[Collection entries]
----
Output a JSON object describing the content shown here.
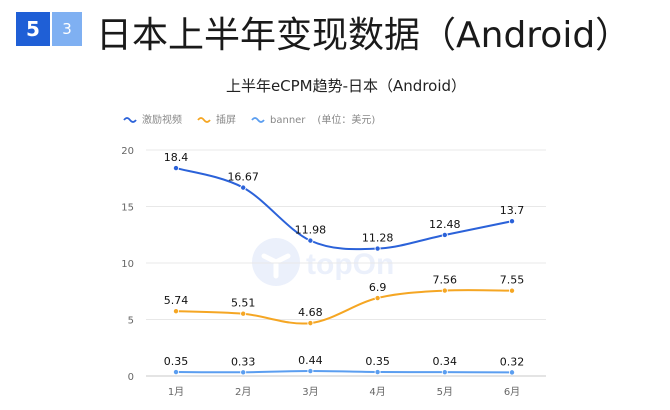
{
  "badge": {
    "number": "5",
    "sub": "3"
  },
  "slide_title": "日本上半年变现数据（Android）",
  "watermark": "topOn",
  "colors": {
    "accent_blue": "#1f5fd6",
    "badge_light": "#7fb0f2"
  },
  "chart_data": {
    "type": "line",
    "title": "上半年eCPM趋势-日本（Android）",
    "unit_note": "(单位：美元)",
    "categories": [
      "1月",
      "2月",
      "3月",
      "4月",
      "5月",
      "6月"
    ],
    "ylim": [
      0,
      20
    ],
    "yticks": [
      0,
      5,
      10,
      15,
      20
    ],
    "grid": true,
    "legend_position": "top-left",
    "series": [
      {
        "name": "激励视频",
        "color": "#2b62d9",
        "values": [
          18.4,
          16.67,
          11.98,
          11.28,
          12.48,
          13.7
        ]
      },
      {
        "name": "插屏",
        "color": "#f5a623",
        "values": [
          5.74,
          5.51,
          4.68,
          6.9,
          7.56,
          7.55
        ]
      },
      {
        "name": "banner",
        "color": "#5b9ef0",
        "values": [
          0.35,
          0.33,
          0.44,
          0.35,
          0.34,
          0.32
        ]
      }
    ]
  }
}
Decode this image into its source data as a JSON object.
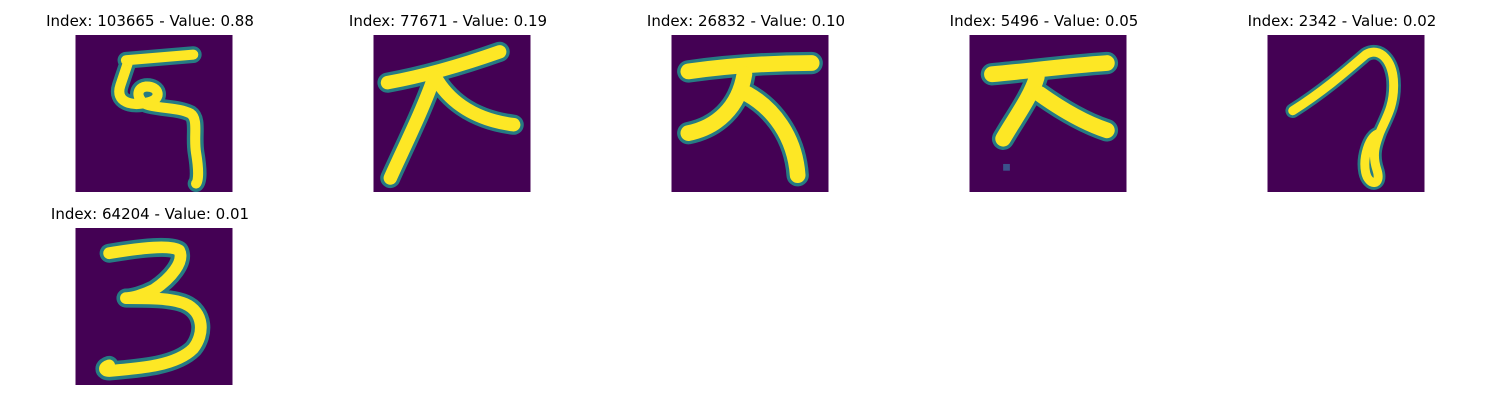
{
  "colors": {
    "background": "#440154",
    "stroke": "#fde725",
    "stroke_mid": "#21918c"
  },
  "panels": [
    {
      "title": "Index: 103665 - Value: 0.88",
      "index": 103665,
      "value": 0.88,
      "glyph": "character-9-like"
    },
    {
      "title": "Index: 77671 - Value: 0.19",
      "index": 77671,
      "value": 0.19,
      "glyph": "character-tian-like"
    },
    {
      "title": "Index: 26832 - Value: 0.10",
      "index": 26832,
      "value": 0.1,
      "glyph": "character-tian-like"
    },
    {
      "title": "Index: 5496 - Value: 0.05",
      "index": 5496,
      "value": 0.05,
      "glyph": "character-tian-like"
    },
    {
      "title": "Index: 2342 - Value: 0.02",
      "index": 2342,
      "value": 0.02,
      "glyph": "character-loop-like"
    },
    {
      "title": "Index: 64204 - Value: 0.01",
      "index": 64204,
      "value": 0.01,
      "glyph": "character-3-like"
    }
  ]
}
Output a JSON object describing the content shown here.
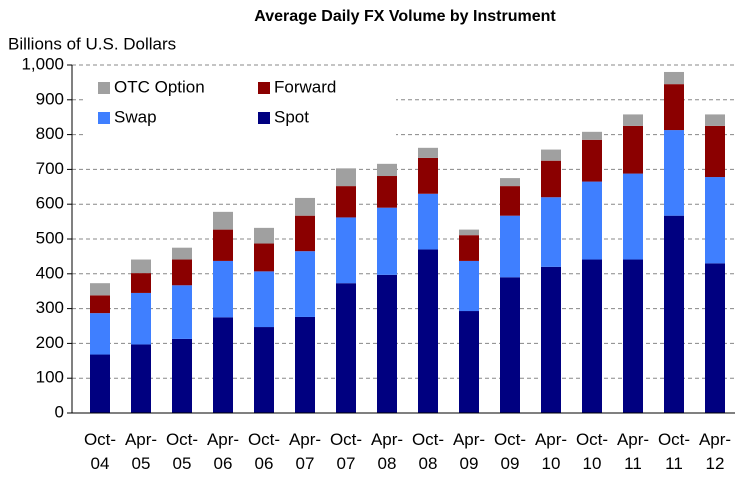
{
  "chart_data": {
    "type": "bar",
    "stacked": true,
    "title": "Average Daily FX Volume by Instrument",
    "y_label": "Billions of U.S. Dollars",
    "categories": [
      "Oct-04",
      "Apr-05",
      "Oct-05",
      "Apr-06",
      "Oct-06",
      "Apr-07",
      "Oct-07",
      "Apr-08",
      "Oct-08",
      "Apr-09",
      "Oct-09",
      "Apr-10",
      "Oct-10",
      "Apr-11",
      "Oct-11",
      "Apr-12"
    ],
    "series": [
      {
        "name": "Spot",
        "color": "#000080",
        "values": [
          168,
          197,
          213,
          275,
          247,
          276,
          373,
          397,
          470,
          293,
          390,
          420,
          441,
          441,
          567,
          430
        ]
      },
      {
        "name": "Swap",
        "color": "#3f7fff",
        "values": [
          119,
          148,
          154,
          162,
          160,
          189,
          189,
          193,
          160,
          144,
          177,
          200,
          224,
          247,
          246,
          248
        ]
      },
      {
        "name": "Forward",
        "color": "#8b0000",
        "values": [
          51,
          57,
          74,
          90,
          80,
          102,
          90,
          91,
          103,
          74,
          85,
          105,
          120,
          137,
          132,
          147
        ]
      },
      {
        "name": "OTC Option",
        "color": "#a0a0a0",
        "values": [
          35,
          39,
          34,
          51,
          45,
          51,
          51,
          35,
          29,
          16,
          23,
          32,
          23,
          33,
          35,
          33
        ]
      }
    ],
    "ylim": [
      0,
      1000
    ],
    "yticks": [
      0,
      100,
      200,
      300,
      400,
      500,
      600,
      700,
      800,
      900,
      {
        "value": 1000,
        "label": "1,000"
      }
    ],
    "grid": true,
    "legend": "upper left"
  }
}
----
What you should do: Make an exact copy of the listing above. Do not include the pictures.

Output for this task:
Output a JSON object describing the content shown here.
{
  "badge": {
    "number": "5",
    "sub": "3"
  },
  "slide_title": "日本上半年变现数据（Android）",
  "watermark": "topOn",
  "colors": {
    "accent_blue": "#1f5fd6",
    "badge_light": "#7fb0f2"
  },
  "chart_data": {
    "type": "line",
    "title": "上半年eCPM趋势-日本（Android）",
    "unit_note": "(单位：美元)",
    "categories": [
      "1月",
      "2月",
      "3月",
      "4月",
      "5月",
      "6月"
    ],
    "ylim": [
      0,
      20
    ],
    "yticks": [
      0,
      5,
      10,
      15,
      20
    ],
    "grid": true,
    "legend_position": "top-left",
    "series": [
      {
        "name": "激励视频",
        "color": "#2b62d9",
        "values": [
          18.4,
          16.67,
          11.98,
          11.28,
          12.48,
          13.7
        ]
      },
      {
        "name": "插屏",
        "color": "#f5a623",
        "values": [
          5.74,
          5.51,
          4.68,
          6.9,
          7.56,
          7.55
        ]
      },
      {
        "name": "banner",
        "color": "#5b9ef0",
        "values": [
          0.35,
          0.33,
          0.44,
          0.35,
          0.34,
          0.32
        ]
      }
    ]
  }
}
Decode this image into its source data as a JSON object.
{
  "colors": {
    "background": "#440154",
    "stroke": "#fde725",
    "stroke_mid": "#21918c"
  },
  "panels": [
    {
      "title": "Index: 103665 - Value: 0.88",
      "index": 103665,
      "value": 0.88,
      "glyph": "character-9-like"
    },
    {
      "title": "Index: 77671 - Value: 0.19",
      "index": 77671,
      "value": 0.19,
      "glyph": "character-tian-like"
    },
    {
      "title": "Index: 26832 - Value: 0.10",
      "index": 26832,
      "value": 0.1,
      "glyph": "character-tian-like"
    },
    {
      "title": "Index: 5496 - Value: 0.05",
      "index": 5496,
      "value": 0.05,
      "glyph": "character-tian-like"
    },
    {
      "title": "Index: 2342 - Value: 0.02",
      "index": 2342,
      "value": 0.02,
      "glyph": "character-loop-like"
    },
    {
      "title": "Index: 64204 - Value: 0.01",
      "index": 64204,
      "value": 0.01,
      "glyph": "character-3-like"
    }
  ]
}
Output a JSON object describing the content shown here.
{
  "chart_data": {
    "type": "bar",
    "stacked": true,
    "title": "Average Daily FX Volume by Instrument",
    "y_label": "Billions of U.S. Dollars",
    "categories": [
      "Oct-04",
      "Apr-05",
      "Oct-05",
      "Apr-06",
      "Oct-06",
      "Apr-07",
      "Oct-07",
      "Apr-08",
      "Oct-08",
      "Apr-09",
      "Oct-09",
      "Apr-10",
      "Oct-10",
      "Apr-11",
      "Oct-11",
      "Apr-12"
    ],
    "series": [
      {
        "name": "Spot",
        "color": "#000080",
        "values": [
          168,
          197,
          213,
          275,
          247,
          276,
          373,
          397,
          470,
          293,
          390,
          420,
          441,
          441,
          567,
          430
        ]
      },
      {
        "name": "Swap",
        "color": "#3f7fff",
        "values": [
          119,
          148,
          154,
          162,
          160,
          189,
          189,
          193,
          160,
          144,
          177,
          200,
          224,
          247,
          246,
          248
        ]
      },
      {
        "name": "Forward",
        "color": "#8b0000",
        "values": [
          51,
          57,
          74,
          90,
          80,
          102,
          90,
          91,
          103,
          74,
          85,
          105,
          120,
          137,
          132,
          147
        ]
      },
      {
        "name": "OTC Option",
        "color": "#a0a0a0",
        "values": [
          35,
          39,
          34,
          51,
          45,
          51,
          51,
          35,
          29,
          16,
          23,
          32,
          23,
          33,
          35,
          33
        ]
      }
    ],
    "ylim": [
      0,
      1000
    ],
    "yticks": [
      0,
      100,
      200,
      300,
      400,
      500,
      600,
      700,
      800,
      900,
      {
        "value": 1000,
        "label": "1,000"
      }
    ],
    "grid": true,
    "legend": "upper left"
  }
}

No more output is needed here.